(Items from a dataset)
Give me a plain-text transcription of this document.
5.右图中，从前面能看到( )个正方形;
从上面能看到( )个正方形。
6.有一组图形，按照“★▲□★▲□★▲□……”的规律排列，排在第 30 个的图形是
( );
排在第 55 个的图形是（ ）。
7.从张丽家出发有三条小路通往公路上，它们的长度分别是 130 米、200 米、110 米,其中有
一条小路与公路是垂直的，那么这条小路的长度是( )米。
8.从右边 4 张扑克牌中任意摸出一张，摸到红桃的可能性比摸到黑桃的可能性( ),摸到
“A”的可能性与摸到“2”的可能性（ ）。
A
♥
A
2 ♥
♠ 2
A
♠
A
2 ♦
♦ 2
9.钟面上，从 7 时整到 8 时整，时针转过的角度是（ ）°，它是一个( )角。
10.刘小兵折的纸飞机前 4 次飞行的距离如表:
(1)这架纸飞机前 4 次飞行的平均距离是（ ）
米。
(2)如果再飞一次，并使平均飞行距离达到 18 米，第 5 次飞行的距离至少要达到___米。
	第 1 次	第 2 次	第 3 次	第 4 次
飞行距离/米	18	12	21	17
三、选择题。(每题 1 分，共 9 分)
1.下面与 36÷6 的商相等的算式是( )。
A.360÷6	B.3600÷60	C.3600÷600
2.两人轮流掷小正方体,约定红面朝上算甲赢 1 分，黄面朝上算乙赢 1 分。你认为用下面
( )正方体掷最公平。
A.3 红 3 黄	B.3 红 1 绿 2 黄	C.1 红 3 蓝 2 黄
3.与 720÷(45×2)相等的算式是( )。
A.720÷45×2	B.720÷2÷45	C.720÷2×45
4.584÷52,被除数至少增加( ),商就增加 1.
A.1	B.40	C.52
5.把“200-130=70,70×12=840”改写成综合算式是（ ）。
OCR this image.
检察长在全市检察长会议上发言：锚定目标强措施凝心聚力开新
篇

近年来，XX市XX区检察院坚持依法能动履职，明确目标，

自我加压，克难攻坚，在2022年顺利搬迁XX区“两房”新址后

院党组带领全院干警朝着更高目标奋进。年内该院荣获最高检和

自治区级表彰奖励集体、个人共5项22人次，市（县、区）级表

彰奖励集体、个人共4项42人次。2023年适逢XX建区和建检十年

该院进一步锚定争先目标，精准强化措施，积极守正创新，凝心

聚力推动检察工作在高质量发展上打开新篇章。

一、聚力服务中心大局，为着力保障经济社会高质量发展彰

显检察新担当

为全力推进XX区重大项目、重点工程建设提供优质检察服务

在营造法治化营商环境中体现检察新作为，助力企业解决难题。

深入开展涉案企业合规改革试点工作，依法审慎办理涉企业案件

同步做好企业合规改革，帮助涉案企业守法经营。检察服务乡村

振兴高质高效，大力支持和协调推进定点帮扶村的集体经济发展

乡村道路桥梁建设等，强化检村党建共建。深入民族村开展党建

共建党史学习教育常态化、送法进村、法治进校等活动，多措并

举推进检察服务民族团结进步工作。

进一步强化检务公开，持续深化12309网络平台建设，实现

▸ **EXERCISE AIM**: Gather each line of the listing that holds the string "个的图形是".

▸ **EXPECTED ANSWER**:
6.有一组图形，按照“★▲□★▲□★▲□……”的规律排列，排在第 30 个的图形是
排在第 55 个的图形是（ ）。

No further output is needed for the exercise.